#### Problem to work on:
Reproduce every line of the listing with "x-tick-label" swapped for "horizontal-tick-label" and nothing else altered.
---- Available data
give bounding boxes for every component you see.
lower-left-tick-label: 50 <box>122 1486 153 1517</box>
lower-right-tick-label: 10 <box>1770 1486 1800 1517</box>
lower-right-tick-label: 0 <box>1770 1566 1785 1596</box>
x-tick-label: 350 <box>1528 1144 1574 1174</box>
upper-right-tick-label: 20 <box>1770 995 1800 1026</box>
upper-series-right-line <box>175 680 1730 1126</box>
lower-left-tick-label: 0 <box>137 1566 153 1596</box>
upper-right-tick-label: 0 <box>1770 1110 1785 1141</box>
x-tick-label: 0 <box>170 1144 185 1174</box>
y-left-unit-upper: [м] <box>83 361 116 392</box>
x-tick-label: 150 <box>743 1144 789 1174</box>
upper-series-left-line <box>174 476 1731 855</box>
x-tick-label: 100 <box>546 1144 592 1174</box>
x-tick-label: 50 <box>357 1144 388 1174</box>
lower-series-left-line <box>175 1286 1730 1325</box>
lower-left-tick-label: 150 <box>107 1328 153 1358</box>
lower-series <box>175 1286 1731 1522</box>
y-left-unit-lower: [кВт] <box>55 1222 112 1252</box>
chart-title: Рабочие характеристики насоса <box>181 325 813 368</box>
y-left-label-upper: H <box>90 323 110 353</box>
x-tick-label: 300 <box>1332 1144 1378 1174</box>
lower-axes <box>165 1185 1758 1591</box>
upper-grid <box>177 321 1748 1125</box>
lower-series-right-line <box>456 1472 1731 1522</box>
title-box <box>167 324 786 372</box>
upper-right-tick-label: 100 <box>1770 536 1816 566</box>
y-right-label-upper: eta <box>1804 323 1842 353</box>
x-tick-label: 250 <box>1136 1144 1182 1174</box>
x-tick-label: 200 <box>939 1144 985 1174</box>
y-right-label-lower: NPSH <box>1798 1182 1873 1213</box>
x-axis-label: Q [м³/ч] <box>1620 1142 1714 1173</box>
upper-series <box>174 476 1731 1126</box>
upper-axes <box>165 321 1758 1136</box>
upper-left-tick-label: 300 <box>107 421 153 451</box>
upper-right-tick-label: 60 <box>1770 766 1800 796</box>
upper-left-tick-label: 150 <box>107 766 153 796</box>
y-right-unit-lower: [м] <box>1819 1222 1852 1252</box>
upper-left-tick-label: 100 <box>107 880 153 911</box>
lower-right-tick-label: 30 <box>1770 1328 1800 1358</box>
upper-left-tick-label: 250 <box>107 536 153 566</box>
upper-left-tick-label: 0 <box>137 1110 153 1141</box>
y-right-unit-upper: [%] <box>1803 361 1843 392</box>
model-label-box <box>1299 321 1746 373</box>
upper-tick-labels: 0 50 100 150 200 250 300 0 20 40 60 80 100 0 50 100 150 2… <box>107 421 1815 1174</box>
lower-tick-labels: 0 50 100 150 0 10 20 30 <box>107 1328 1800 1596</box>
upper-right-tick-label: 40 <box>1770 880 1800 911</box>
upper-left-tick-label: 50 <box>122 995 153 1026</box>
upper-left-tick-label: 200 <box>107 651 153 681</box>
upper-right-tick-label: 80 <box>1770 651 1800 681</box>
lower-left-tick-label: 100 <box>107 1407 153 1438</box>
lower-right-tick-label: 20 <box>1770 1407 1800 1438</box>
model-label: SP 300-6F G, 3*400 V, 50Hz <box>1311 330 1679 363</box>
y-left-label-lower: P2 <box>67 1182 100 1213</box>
--------
#### Result for this exercise:
give bounding boxes for every component you see.
lower-left-tick-label: 50 <box>122 1486 153 1517</box>
lower-right-tick-label: 10 <box>1770 1486 1800 1517</box>
lower-right-tick-label: 0 <box>1770 1566 1785 1596</box>
horizontal-tick-label: 350 <box>1528 1144 1574 1174</box>
upper-right-tick-label: 20 <box>1770 995 1800 1026</box>
upper-series-right-line <box>175 680 1730 1126</box>
lower-left-tick-label: 0 <box>137 1566 153 1596</box>
upper-right-tick-label: 0 <box>1770 1110 1785 1141</box>
horizontal-tick-label: 0 <box>170 1144 185 1174</box>
y-left-unit-upper: [м] <box>83 361 116 392</box>
horizontal-tick-label: 150 <box>743 1144 789 1174</box>
upper-series-left-line <box>174 476 1731 855</box>
horizontal-tick-label: 100 <box>546 1144 592 1174</box>
horizontal-tick-label: 50 <box>357 1144 388 1174</box>
lower-series-left-line <box>175 1286 1730 1325</box>
lower-left-tick-label: 150 <box>107 1328 153 1358</box>
lower-series <box>175 1286 1731 1522</box>
y-left-unit-lower: [кВт] <box>55 1222 112 1252</box>
chart-title: Рабочие характеристики насоса <box>181 325 813 368</box>
y-left-label-upper: H <box>90 323 110 353</box>
horizontal-tick-label: 300 <box>1332 1144 1378 1174</box>
lower-axes <box>165 1185 1758 1591</box>
upper-grid <box>177 321 1748 1125</box>
lower-series-right-line <box>456 1472 1731 1522</box>
title-box <box>167 324 786 372</box>
upper-right-tick-label: 100 <box>1770 536 1816 566</box>
y-right-label-upper: eta <box>1804 323 1842 353</box>
horizontal-tick-label: 250 <box>1136 1144 1182 1174</box>
horizontal-tick-label: 200 <box>939 1144 985 1174</box>
y-right-label-lower: NPSH <box>1798 1182 1873 1213</box>
x-axis-label: Q [м³/ч] <box>1620 1142 1714 1173</box>
upper-series <box>174 476 1731 1126</box>
upper-axes <box>165 321 1758 1136</box>
upper-left-tick-label: 300 <box>107 421 153 451</box>
upper-right-tick-label: 60 <box>1770 766 1800 796</box>
upper-left-tick-label: 150 <box>107 766 153 796</box>
y-right-unit-lower: [м] <box>1819 1222 1852 1252</box>
upper-left-tick-label: 100 <box>107 880 153 911</box>
lower-right-tick-label: 30 <box>1770 1328 1800 1358</box>
upper-left-tick-label: 250 <box>107 536 153 566</box>
upper-left-tick-label: 0 <box>137 1110 153 1141</box>
y-right-unit-upper: [%] <box>1803 361 1843 392</box>
model-label-box <box>1299 321 1746 373</box>
upper-tick-labels: 0 50 100 150 200 250 300 0 20 40 60 80 100 0 50 100 150 2… <box>107 421 1815 1174</box>
lower-tick-labels: 0 50 100 150 0 10 20 30 <box>107 1328 1800 1596</box>
upper-right-tick-label: 40 <box>1770 880 1800 911</box>
upper-left-tick-label: 50 <box>122 995 153 1026</box>
upper-left-tick-label: 200 <box>107 651 153 681</box>
upper-right-tick-label: 80 <box>1770 651 1800 681</box>
lower-left-tick-label: 100 <box>107 1407 153 1438</box>
lower-right-tick-label: 20 <box>1770 1407 1800 1438</box>
model-label: SP 300-6F G, 3*400 V, 50Hz <box>1311 330 1679 363</box>
y-left-label-lower: P2 <box>67 1182 100 1213</box>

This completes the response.